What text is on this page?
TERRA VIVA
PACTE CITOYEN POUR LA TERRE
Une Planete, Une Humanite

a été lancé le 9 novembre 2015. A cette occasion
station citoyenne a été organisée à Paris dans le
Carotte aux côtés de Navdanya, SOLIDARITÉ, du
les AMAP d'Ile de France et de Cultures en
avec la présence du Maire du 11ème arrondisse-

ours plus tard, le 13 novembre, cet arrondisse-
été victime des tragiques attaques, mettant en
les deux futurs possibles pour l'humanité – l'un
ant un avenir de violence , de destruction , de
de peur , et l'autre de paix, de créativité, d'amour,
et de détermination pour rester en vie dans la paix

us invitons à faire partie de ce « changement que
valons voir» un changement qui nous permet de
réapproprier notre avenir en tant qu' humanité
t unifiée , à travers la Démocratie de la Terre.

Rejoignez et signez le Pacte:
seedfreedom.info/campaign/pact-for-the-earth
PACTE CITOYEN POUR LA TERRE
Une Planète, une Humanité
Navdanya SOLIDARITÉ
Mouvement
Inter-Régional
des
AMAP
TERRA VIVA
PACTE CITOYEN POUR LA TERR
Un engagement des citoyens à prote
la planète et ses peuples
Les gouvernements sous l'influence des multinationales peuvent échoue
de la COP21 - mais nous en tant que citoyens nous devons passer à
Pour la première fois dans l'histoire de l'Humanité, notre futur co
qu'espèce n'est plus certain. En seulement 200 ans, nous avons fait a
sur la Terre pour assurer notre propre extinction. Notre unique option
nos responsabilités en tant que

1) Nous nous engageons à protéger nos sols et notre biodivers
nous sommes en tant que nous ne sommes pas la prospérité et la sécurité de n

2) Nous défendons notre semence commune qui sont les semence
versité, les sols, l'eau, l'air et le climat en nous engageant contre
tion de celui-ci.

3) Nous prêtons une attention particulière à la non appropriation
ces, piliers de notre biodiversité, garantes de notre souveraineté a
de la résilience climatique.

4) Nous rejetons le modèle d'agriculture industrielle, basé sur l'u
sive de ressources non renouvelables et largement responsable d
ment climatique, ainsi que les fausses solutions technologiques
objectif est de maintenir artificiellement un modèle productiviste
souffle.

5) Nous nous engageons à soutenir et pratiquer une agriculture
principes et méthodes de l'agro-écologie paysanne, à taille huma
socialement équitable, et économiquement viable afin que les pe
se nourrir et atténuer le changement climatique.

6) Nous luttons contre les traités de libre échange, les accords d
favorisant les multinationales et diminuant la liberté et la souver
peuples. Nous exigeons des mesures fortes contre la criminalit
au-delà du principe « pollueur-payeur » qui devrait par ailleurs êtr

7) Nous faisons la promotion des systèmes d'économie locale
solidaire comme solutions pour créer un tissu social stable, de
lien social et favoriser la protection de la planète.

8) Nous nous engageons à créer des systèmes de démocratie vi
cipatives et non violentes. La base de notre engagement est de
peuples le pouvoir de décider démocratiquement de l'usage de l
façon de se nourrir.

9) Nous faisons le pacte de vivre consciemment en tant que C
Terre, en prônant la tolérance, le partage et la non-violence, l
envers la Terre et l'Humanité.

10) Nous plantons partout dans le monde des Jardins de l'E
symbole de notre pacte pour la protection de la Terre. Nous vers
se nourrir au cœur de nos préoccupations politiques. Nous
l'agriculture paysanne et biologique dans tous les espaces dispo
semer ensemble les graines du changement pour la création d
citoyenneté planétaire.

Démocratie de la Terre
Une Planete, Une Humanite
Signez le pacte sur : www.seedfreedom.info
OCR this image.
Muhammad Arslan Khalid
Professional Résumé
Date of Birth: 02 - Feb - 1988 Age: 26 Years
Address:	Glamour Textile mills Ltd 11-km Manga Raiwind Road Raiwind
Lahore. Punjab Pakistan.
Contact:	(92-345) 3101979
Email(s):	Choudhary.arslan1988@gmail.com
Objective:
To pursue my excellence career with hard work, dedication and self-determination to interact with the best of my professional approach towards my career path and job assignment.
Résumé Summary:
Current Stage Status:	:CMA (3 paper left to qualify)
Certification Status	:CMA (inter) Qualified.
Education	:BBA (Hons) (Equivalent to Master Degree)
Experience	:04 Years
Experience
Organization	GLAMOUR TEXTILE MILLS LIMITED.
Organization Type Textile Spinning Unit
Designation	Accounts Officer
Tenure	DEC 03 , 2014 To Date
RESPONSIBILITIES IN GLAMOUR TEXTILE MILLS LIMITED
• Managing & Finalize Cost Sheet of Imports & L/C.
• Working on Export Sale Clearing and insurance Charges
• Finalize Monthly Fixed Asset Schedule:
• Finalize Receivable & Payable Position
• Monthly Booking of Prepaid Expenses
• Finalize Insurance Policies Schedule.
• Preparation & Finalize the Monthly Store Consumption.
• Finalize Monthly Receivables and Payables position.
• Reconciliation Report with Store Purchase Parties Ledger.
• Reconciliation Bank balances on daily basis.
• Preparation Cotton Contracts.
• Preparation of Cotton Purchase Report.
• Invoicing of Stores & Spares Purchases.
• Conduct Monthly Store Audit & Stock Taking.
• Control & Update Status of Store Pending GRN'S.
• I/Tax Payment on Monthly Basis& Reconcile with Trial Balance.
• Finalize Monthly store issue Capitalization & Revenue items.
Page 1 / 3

###

- _Job_
Extract the full listing and reproduce each line exactly.

- _Task response_
What text is on this page?
TERRA VIVA
PACTE CITOYEN POUR LA TERRE
Une Planete, Une Humanite

a été lancé le 9 novembre 2015. A cette occasion
station citoyenne a été organisée à Paris dans le
Carotte aux côtés de Navdanya, SOLIDARITÉ, du
les AMAP d'Ile de France et de Cultures en
avec la présence du Maire du 11ème arrondisse-

ours plus tard, le 13 novembre, cet arrondisse-
été victime des tragiques attaques, mettant en
les deux futurs possibles pour l'humanité – l'un
ant un avenir de violence , de destruction , de
de peur , et l'autre de paix, de créativité, d'amour,
et de détermination pour rester en vie dans la paix

us invitons à faire partie de ce « changement que
valons voir» un changement qui nous permet de
réapproprier notre avenir en tant qu' humanité
t unifiée , à travers la Démocratie de la Terre.

Rejoignez et signez le Pacte:
seedfreedom.info/campaign/pact-for-the-earth
PACTE CITOYEN POUR LA TERRE
Une Planète, une Humanité
Navdanya SOLIDARITÉ
Mouvement
Inter-Régional
des
AMAP
TERRA VIVA
PACTE CITOYEN POUR LA TERR
Un engagement des citoyens à prote
la planète et ses peuples
Les gouvernements sous l'influence des multinationales peuvent échoue
de la COP21 - mais nous en tant que citoyens nous devons passer à
Pour la première fois dans l'histoire de l'Humanité, notre futur co
qu'espèce n'est plus certain. En seulement 200 ans, nous avons fait a
sur la Terre pour assurer notre propre extinction. Notre unique option
nos responsabilités en tant que

1) Nous nous engageons à protéger nos sols et notre biodivers
nous sommes en tant que nous ne sommes pas la prospérité et la sécurité de n

2) Nous défendons notre semence commune qui sont les semence
versité, les sols, l'eau, l'air et le climat en nous engageant contre
tion de celui-ci.

3) Nous prêtons une attention particulière à la non appropriation
ces, piliers de notre biodiversité, garantes de notre souveraineté a
de la résilience climatique.

4) Nous rejetons le modèle d'agriculture industrielle, basé sur l'u
sive de ressources non renouvelables et largement responsable d
ment climatique, ainsi que les fausses solutions technologiques
objectif est de maintenir artificiellement un modèle productiviste
souffle.

5) Nous nous engageons à soutenir et pratiquer une agriculture
principes et méthodes de l'agro-écologie paysanne, à taille huma
socialement équitable, et économiquement viable afin que les pe
se nourrir et atténuer le changement climatique.

6) Nous luttons contre les traités de libre échange, les accords d
favorisant les multinationales et diminuant la liberté et la souver
peuples. Nous exigeons des mesures fortes contre la criminalit
au-delà du principe « pollueur-payeur » qui devrait par ailleurs êtr

7) Nous faisons la promotion des systèmes d'économie locale
solidaire comme solutions pour créer un tissu social stable, de
lien social et favoriser la protection de la planète.

8) Nous nous engageons à créer des systèmes de démocratie vi
cipatives et non violentes. La base de notre engagement est de
peuples le pouvoir de décider démocratiquement de l'usage de l
façon de se nourrir.

9) Nous faisons le pacte de vivre consciemment en tant que C
Terre, en prônant la tolérance, le partage et la non-violence, l
envers la Terre et l'Humanité.

10) Nous plantons partout dans le monde des Jardins de l'E
symbole de notre pacte pour la protection de la Terre. Nous vers
se nourrir au cœur de nos préoccupations politiques. Nous
l'agriculture paysanne et biologique dans tous les espaces dispo
semer ensemble les graines du changement pour la création d
citoyenneté planétaire.

Démocratie de la Terre
Une Planete, Une Humanite
Signez le pacte sur : www.seedfreedom.info
OCR this image.
Muhammad Arslan Khalid
Professional Résumé
Date of Birth: 02 - Feb - 1988 Age: 26 Years
Address:	Glamour Textile mills Ltd 11-km Manga Raiwind Road Raiwind
Lahore. Punjab Pakistan.
Contact:	(92-345) 3101979
Email(s):	Choudhary.arslan1988@gmail.com
Objective:
To pursue my excellence career with hard work, dedication and self-determination to interact with the best of my professional approach towards my career path and job assignment.
Résumé Summary:
Current Stage Status:	:CMA (3 paper left to qualify)
Certification Status	:CMA (inter) Qualified.
Education	:BBA (Hons) (Equivalent to Master Degree)
Experience	:04 Years
Experience
Organization	GLAMOUR TEXTILE MILLS LIMITED.
Organization Type Textile Spinning Unit
Designation	Accounts Officer
Tenure	DEC 03 , 2014 To Date
RESPONSIBILITIES IN GLAMOUR TEXTILE MILLS LIMITED
• Managing & Finalize Cost Sheet of Imports & L/C.
• Working on Export Sale Clearing and insurance Charges
• Finalize Monthly Fixed Asset Schedule:
• Finalize Receivable & Payable Position
• Monthly Booking of Prepaid Expenses
• Finalize Insurance Policies Schedule.
• Preparation & Finalize the Monthly Store Consumption.
• Finalize Monthly Receivables and Payables position.
• Reconciliation Report with Store Purchase Parties Ledger.
• Reconciliation Bank balances on daily basis.
• Preparation Cotton Contracts.
• Preparation of Cotton Purchase Report.
• Invoicing of Stores & Spares Purchases.
• Conduct Monthly Store Audit & Stock Taking.
• Control & Update Status of Store Pending GRN'S.
• I/Tax Payment on Monthly Basis& Reconcile with Trial Balance.
• Finalize Monthly store issue Capitalization & Revenue items.
Page 1 / 3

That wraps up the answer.